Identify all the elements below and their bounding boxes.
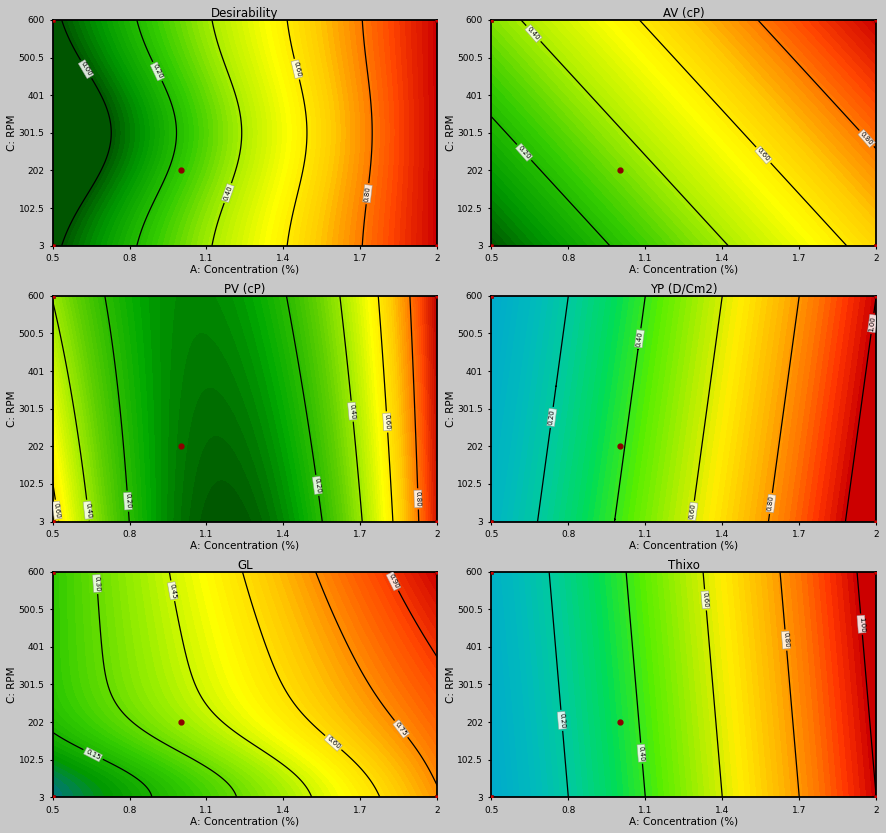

..........

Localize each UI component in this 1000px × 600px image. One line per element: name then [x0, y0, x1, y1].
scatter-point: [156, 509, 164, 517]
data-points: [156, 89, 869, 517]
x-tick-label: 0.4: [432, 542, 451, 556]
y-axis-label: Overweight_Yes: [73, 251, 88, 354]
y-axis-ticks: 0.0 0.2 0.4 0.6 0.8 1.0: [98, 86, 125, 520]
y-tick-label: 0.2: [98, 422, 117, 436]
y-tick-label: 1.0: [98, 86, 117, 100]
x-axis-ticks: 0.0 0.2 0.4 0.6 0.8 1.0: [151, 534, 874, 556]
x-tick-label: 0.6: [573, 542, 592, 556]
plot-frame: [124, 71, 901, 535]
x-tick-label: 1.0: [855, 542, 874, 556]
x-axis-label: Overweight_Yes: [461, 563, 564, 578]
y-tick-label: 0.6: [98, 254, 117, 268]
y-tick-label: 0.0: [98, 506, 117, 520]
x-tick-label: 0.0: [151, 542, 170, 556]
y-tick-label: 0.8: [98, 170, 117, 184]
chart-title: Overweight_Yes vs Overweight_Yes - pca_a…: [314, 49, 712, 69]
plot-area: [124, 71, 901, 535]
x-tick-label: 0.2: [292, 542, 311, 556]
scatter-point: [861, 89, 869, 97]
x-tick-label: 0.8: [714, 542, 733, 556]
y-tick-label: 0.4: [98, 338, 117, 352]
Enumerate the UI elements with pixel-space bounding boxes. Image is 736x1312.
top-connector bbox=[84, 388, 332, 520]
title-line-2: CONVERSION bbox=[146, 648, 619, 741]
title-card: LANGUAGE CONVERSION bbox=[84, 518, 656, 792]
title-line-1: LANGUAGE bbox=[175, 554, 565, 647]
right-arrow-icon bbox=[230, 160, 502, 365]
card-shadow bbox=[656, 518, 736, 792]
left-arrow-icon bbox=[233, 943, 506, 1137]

..........

### GIVEN EXERCISE
Format the lines of the listing, from the one containing "Enumerate the UI" through the one containing "left-arrow-icon bbox=[233, 943, 506, 1137]", as a JSON list of strings with one string per line and blank lines left out.

### SOLUTION FOR THIS EXERCISE
[
  "Enumerate the UI elements with pixel-space bounding boxes. Image is 736x1312.",
  "top-connector bbox=[84, 388, 332, 520]",
  "title-line-2: CONVERSION bbox=[146, 648, 619, 741]",
  "title-card: LANGUAGE CONVERSION bbox=[84, 518, 656, 792]",
  "title-line-1: LANGUAGE bbox=[175, 554, 565, 647]",
  "right-arrow-icon bbox=[230, 160, 502, 365]",
  "card-shadow bbox=[656, 518, 736, 792]",
  "left-arrow-icon bbox=[233, 943, 506, 1137]"
]